- [Source material]:
****************

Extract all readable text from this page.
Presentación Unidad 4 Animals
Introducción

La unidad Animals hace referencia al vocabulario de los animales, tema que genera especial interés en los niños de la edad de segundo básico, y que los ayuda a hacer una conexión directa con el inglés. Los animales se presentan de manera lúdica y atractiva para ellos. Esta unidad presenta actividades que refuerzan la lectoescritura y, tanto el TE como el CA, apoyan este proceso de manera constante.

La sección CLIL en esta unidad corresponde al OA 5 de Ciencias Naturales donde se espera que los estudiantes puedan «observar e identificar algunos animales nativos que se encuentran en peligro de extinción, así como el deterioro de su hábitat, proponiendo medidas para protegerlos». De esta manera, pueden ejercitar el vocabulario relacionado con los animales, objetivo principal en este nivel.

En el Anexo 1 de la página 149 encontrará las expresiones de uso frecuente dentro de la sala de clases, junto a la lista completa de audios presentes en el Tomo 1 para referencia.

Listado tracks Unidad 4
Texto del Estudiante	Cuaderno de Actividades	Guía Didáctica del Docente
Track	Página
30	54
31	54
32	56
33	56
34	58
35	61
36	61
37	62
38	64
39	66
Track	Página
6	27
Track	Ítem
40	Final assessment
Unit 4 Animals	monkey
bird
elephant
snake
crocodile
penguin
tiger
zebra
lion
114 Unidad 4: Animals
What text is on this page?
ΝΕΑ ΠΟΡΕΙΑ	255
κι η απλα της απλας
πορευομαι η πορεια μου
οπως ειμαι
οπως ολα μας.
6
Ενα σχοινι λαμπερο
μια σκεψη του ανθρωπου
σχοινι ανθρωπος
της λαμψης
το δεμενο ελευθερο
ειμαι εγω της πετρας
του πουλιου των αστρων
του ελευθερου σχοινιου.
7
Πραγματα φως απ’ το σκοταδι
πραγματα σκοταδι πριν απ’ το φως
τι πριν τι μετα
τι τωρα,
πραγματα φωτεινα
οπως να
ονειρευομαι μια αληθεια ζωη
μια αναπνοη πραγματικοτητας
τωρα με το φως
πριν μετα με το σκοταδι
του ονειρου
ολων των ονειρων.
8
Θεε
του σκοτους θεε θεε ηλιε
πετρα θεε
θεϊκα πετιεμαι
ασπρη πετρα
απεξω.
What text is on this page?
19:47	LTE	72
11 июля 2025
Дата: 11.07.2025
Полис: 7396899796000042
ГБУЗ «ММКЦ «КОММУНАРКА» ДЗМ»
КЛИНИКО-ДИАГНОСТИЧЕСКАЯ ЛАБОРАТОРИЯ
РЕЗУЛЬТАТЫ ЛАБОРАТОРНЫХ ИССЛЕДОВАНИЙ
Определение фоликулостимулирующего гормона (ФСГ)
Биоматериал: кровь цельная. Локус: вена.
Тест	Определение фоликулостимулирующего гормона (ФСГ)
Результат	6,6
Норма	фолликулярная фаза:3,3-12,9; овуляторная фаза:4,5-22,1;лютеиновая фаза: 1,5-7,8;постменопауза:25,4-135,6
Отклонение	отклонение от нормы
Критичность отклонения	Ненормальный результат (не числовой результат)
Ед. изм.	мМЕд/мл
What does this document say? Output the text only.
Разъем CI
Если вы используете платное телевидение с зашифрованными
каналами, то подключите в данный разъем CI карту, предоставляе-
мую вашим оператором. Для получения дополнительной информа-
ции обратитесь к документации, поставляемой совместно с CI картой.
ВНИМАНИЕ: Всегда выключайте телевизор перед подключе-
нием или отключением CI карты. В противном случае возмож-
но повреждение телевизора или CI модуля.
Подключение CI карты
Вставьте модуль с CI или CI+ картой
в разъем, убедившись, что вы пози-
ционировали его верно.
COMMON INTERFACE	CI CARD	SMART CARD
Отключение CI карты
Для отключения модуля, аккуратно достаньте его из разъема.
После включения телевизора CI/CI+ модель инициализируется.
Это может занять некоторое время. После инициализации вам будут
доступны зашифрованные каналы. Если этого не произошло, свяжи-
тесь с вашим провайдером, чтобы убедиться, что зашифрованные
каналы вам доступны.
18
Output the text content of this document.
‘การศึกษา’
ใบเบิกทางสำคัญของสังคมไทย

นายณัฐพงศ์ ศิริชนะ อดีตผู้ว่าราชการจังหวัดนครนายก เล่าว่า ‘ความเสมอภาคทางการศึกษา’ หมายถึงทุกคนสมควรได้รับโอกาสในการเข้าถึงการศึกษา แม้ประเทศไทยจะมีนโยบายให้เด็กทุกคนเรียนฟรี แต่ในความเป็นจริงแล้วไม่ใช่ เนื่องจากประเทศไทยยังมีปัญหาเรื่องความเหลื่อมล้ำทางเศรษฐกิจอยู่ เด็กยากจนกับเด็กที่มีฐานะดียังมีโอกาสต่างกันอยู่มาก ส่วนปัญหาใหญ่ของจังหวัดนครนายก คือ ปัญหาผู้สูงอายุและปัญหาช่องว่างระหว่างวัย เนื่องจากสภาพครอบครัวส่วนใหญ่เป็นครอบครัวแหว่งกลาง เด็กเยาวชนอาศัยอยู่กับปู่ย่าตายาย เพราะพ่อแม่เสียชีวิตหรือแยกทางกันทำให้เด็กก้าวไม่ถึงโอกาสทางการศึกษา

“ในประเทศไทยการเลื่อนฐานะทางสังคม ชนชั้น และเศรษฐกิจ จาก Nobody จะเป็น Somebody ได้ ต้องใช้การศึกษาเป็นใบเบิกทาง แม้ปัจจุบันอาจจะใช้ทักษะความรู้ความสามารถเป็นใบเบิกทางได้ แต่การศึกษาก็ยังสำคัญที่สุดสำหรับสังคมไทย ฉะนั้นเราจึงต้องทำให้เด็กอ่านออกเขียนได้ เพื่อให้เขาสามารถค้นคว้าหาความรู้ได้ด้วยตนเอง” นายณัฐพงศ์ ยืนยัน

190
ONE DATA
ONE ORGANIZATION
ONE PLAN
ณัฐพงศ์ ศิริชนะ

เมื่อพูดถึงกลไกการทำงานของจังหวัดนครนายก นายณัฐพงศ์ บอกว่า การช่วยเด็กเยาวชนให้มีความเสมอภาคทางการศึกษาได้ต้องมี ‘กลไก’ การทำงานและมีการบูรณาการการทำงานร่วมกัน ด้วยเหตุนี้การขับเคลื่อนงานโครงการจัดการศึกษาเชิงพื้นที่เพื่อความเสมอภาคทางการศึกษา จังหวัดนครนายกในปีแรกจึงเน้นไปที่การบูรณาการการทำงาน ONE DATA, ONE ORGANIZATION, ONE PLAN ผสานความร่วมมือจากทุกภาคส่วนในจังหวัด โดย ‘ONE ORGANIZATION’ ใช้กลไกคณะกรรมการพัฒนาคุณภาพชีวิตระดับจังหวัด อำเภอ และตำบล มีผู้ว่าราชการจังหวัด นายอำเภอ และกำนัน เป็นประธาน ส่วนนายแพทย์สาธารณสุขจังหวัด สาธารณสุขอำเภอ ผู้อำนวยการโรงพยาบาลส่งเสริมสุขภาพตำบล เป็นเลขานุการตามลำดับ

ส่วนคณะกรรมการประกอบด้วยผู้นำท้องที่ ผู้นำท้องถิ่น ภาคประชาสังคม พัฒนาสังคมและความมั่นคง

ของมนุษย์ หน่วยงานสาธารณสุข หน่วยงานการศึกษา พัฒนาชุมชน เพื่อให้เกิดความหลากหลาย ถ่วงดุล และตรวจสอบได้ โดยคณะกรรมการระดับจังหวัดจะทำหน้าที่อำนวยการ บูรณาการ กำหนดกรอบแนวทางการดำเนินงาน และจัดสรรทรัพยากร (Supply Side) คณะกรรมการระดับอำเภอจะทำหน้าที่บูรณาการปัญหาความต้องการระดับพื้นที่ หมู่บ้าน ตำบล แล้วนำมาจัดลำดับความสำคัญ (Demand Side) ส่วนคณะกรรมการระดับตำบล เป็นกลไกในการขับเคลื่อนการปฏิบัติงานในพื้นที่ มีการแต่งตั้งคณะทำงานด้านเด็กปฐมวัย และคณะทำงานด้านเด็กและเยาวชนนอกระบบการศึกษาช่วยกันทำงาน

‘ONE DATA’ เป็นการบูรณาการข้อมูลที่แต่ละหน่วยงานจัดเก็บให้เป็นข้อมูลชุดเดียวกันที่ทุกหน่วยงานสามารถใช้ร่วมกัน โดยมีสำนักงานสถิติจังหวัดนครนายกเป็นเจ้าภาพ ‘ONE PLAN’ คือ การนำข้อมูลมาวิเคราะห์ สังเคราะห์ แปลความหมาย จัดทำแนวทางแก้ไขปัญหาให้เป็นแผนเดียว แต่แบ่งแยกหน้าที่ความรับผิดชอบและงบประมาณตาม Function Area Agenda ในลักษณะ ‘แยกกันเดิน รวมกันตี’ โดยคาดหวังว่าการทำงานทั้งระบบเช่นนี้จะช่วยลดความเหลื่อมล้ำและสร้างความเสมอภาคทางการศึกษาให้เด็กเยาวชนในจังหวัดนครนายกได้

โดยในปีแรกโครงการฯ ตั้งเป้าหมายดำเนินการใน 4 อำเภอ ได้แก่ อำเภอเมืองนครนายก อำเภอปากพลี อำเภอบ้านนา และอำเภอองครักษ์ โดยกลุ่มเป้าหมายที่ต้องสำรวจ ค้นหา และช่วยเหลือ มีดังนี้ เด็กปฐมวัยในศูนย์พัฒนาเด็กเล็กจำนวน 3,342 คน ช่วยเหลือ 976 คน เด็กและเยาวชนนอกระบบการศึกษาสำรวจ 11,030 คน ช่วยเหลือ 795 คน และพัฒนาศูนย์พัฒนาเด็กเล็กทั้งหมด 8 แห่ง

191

****************

Only a number is wanted: how many lines contain the word "μετα"?

2